## Aim of the exercise
Pick every line from the data that holds the word "социального".

## Excerpted data
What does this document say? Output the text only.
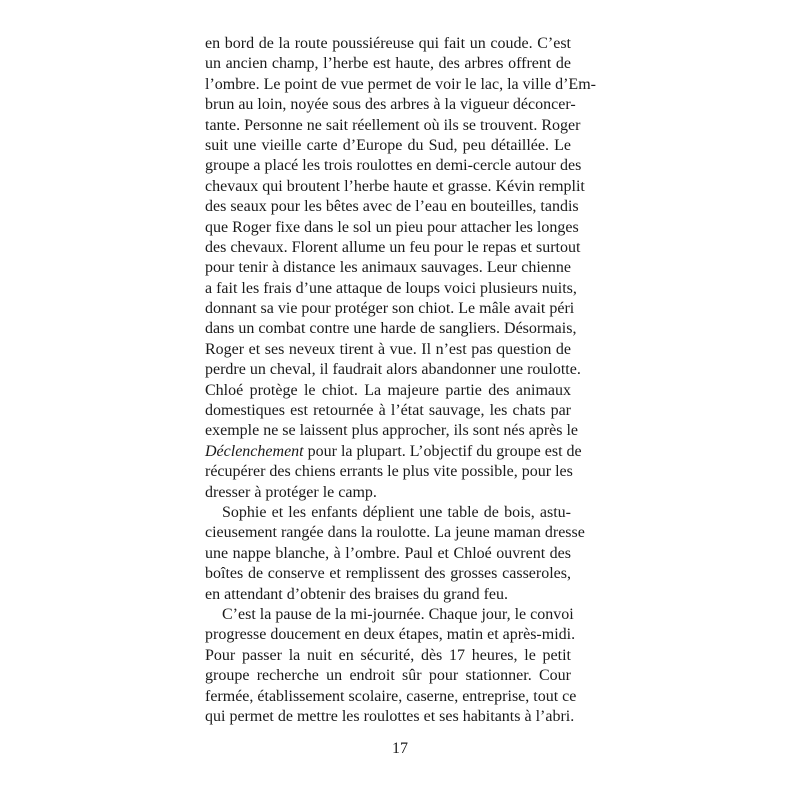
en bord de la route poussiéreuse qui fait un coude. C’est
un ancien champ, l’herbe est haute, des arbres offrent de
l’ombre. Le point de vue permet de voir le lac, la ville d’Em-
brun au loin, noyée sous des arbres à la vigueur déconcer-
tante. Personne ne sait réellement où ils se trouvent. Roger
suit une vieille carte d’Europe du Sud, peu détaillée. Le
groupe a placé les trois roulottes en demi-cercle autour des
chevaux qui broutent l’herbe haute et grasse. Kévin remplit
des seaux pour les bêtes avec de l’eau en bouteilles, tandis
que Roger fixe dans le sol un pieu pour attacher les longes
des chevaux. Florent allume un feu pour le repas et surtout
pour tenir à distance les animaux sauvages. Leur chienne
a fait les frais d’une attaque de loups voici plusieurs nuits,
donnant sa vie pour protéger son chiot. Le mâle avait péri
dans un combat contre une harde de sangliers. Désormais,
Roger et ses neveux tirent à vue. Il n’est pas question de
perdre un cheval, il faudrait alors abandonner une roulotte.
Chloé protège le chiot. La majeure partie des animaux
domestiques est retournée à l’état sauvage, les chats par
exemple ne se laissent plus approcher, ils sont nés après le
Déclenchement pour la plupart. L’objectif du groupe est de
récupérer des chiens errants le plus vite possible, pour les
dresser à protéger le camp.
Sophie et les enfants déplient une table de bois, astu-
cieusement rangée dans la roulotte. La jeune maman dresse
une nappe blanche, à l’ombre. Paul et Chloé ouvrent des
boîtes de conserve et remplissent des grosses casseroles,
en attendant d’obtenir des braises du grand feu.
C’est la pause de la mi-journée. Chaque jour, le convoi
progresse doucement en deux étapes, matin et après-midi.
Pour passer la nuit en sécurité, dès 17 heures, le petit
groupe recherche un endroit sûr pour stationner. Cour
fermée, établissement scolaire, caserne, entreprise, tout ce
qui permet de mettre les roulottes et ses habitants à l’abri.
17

==

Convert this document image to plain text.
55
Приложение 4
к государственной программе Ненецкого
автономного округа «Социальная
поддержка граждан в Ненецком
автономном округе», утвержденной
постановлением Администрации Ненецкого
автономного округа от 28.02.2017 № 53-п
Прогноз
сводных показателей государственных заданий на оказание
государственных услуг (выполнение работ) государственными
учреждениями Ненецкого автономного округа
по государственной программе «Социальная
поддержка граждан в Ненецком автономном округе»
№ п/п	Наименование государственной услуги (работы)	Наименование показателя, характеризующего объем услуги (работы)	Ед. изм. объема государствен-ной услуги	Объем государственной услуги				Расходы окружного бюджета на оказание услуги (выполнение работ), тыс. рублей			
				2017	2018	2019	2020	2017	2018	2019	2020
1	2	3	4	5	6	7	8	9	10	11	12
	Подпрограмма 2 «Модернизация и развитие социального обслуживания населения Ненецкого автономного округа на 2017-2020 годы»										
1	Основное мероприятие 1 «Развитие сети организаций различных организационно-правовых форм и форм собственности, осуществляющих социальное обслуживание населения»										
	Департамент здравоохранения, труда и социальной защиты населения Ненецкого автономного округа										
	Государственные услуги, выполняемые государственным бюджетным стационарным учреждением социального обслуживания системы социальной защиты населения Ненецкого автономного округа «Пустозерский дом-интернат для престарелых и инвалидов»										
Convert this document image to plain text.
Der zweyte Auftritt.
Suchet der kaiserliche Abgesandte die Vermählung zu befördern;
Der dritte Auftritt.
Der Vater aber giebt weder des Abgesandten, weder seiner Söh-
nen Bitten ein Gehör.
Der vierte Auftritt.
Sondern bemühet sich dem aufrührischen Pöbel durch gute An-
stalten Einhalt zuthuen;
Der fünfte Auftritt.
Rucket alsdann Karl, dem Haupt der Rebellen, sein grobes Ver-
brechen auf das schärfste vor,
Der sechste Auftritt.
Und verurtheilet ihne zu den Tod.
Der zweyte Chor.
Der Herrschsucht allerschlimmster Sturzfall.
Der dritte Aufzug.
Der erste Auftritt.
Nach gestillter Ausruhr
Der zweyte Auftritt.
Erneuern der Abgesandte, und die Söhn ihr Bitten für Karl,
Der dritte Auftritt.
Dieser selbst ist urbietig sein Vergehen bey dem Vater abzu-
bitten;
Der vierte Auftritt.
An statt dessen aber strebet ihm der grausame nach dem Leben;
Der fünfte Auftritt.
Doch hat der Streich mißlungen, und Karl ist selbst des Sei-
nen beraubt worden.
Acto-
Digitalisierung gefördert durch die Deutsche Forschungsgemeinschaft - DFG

## Exercise response
	Подпрограмма 2 «Модернизация и развитие социального обслуживания населения Ненецкого автономного округа на 2017-2020 годы»										
	Государственные услуги, выполняемые государственным бюджетным стационарным учреждением социального обслуживания системы социальной защиты населения Ненецкого автономного округа «Пустозерский дом-интернат для престарелых и инвалидов»										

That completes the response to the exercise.